• Stated task: Search the entries below. Return every line that has "username" in it.

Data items
:::::
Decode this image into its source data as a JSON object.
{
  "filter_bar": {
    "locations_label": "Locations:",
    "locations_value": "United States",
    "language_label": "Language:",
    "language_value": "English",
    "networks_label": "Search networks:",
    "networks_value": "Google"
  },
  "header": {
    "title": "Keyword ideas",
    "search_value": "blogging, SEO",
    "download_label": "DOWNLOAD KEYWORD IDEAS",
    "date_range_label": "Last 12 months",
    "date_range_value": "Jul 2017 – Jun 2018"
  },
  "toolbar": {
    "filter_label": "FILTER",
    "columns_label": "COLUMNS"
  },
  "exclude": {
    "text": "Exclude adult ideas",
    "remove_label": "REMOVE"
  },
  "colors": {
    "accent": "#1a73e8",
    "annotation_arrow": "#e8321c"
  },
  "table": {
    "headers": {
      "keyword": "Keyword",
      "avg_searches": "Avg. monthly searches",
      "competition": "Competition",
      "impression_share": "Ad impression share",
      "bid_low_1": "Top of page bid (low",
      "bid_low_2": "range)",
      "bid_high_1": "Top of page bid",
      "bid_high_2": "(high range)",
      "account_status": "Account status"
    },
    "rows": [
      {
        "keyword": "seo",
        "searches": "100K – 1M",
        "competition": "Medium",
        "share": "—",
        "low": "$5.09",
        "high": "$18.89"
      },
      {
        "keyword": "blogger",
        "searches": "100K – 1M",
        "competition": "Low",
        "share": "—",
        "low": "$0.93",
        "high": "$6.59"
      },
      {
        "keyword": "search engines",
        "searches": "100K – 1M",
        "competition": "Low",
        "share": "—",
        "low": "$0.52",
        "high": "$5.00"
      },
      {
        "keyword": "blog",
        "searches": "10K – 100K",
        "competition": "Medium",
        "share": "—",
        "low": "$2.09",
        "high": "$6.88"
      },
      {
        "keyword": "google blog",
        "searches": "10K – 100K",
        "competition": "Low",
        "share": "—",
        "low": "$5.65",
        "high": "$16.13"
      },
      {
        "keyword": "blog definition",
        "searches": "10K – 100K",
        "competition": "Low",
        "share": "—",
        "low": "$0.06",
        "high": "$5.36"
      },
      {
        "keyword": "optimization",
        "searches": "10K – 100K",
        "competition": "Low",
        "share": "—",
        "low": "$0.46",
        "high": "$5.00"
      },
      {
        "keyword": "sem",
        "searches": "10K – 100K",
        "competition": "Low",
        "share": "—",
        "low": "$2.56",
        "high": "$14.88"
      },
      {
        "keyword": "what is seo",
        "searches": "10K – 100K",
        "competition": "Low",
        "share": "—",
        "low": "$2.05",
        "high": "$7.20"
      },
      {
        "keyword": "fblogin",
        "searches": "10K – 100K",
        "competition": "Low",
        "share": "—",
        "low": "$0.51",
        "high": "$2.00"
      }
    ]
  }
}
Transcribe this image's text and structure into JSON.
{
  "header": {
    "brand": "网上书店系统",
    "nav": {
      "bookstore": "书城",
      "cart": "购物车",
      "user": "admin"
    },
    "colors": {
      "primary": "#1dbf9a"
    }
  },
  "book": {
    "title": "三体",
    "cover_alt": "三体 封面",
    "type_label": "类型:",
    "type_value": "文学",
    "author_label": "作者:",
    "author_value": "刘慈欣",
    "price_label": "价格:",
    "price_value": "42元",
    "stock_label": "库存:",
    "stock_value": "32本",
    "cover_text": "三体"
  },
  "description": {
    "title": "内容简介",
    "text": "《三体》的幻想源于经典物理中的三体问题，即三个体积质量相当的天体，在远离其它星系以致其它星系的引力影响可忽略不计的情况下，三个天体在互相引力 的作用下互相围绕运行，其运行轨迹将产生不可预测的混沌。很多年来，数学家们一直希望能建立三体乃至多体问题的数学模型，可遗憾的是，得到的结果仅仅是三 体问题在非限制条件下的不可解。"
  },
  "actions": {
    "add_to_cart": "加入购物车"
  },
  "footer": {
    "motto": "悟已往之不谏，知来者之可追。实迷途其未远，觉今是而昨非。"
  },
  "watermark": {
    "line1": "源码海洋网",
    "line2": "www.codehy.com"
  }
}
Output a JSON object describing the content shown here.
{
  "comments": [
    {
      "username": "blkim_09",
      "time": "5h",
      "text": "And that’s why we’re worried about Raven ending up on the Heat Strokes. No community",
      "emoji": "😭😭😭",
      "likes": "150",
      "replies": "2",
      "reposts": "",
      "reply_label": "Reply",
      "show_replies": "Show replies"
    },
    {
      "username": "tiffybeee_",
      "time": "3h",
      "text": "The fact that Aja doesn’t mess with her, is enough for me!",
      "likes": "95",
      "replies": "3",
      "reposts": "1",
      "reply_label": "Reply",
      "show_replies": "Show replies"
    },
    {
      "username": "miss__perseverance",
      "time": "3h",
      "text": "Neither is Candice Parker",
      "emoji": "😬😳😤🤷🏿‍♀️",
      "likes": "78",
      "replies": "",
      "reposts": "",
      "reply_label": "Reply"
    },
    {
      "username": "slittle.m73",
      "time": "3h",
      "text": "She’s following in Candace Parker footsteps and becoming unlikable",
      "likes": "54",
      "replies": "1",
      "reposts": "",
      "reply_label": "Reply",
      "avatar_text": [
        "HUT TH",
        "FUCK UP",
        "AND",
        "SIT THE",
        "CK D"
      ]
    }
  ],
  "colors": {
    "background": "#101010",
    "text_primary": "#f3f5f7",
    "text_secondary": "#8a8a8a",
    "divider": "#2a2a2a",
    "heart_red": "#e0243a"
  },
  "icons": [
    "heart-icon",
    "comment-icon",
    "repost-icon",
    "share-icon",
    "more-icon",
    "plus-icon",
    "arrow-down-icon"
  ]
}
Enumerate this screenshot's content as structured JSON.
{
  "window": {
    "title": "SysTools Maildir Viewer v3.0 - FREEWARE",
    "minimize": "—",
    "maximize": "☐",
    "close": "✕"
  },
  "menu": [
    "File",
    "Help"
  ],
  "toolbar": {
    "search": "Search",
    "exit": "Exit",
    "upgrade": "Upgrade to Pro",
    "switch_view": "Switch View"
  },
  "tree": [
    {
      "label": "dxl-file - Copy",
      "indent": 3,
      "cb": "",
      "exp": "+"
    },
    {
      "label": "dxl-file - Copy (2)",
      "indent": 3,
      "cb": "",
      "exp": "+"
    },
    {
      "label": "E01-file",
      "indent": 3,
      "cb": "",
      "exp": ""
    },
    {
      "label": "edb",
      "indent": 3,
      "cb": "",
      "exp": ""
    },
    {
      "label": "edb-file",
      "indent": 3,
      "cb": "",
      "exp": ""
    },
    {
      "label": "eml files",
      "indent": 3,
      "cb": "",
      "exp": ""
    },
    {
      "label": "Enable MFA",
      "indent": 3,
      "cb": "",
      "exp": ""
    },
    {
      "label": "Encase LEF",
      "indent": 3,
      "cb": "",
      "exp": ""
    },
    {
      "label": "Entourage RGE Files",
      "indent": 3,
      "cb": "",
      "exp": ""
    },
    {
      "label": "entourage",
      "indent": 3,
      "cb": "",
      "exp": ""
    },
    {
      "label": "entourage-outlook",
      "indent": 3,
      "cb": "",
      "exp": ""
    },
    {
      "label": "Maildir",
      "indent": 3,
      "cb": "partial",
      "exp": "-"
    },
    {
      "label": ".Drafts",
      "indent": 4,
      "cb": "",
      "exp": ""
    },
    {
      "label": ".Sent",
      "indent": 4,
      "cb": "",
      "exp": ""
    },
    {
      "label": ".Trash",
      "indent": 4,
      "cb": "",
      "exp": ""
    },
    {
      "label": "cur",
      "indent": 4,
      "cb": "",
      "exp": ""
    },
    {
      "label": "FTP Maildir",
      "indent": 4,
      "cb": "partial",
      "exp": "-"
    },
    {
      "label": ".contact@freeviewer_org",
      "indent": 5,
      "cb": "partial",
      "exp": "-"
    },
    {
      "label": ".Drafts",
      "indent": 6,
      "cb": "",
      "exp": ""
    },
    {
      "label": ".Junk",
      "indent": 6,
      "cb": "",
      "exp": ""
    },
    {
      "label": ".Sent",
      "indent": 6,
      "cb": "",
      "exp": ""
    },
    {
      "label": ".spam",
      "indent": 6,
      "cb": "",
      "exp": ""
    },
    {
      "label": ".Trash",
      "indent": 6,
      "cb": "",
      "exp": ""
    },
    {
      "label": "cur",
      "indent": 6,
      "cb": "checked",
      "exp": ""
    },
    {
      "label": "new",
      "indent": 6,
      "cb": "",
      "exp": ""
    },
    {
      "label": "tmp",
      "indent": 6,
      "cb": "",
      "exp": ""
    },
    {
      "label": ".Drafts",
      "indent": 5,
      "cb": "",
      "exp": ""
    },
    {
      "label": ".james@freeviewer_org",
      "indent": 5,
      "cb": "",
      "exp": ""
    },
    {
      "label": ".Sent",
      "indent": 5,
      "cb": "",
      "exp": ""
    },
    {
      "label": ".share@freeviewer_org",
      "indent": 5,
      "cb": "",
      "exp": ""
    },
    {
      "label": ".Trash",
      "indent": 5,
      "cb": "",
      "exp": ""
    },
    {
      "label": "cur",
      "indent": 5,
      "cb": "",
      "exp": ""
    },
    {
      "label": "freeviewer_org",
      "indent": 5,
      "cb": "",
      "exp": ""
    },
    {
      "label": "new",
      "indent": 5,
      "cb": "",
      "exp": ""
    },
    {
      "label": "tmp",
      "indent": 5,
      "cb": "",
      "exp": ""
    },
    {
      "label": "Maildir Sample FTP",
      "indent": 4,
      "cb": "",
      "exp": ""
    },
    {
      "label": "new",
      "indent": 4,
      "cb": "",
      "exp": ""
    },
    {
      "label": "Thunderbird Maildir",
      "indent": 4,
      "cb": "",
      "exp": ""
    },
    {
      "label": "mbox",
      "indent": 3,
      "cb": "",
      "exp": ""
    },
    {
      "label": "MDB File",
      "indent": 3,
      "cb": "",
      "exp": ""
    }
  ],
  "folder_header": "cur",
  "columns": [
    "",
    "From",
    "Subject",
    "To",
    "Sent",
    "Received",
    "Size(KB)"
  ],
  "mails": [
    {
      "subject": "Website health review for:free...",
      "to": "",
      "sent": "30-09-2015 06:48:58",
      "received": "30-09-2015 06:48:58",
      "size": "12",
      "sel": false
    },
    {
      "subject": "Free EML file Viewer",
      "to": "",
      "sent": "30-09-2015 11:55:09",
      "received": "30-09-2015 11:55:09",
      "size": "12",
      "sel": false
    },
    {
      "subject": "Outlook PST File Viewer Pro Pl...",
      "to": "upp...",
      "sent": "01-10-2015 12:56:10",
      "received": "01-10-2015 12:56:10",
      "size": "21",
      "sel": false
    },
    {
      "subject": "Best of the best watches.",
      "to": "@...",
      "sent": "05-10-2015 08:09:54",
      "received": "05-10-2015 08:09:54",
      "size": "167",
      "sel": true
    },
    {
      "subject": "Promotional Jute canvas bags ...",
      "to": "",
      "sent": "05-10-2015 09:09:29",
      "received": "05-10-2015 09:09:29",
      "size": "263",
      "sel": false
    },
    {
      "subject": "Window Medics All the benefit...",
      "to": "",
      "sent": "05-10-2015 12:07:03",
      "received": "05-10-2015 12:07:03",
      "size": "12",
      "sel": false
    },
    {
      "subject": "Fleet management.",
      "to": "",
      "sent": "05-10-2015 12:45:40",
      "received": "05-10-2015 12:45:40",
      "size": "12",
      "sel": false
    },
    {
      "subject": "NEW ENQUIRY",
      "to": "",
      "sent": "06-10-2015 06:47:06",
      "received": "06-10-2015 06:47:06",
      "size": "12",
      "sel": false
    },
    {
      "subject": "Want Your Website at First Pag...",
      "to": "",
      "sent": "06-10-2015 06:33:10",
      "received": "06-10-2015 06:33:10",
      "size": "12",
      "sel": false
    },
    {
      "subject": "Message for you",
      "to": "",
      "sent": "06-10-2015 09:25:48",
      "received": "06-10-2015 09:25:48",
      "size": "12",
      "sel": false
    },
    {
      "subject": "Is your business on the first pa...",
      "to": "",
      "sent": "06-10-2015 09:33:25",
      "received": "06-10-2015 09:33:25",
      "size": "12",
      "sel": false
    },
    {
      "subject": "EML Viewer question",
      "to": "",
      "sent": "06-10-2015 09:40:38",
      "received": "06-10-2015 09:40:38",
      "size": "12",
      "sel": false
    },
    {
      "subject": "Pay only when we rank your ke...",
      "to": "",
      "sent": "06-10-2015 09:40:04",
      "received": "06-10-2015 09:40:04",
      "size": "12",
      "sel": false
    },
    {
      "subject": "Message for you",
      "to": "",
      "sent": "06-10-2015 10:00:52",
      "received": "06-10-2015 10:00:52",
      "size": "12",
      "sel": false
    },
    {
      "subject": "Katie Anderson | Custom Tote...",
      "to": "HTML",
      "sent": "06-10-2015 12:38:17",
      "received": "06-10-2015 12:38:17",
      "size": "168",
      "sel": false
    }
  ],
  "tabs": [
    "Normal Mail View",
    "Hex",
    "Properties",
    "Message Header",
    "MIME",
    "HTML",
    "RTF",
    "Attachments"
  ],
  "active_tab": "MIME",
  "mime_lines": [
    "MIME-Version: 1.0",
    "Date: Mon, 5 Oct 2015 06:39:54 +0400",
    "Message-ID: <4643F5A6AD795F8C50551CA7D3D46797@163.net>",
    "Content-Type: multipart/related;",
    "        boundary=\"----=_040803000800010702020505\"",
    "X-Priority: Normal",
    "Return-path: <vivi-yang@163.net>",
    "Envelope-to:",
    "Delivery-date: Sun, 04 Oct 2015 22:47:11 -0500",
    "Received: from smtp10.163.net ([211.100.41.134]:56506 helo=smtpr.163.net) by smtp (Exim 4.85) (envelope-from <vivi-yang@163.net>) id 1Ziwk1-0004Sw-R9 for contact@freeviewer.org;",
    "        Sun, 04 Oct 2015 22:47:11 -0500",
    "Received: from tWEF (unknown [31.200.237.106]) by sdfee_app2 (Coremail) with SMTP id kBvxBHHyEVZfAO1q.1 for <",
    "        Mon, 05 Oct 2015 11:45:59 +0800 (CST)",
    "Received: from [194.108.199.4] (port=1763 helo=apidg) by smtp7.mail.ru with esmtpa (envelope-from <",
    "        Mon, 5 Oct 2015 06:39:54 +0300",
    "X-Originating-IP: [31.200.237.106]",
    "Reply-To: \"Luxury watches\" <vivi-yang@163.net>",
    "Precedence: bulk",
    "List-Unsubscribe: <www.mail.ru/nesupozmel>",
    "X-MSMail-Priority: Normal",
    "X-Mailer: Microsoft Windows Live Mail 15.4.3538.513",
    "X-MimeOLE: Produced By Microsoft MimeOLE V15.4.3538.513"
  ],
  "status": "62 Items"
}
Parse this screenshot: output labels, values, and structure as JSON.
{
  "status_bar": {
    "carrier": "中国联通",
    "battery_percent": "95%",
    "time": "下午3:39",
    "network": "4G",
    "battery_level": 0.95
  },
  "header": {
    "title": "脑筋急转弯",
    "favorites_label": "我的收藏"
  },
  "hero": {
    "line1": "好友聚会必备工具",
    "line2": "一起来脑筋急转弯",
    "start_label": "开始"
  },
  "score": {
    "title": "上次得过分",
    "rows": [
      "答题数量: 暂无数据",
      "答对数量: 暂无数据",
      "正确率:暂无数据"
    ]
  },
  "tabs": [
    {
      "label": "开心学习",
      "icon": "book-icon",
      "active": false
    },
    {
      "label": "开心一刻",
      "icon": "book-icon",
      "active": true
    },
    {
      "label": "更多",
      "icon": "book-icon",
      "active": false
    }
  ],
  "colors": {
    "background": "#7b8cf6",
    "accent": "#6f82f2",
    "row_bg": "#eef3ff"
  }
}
:::::
• Answer:
      "username": "blkim_09",
      "username": "tiffybeee_",
      "username": "miss__perseverance",
      "username": "slittle.m73",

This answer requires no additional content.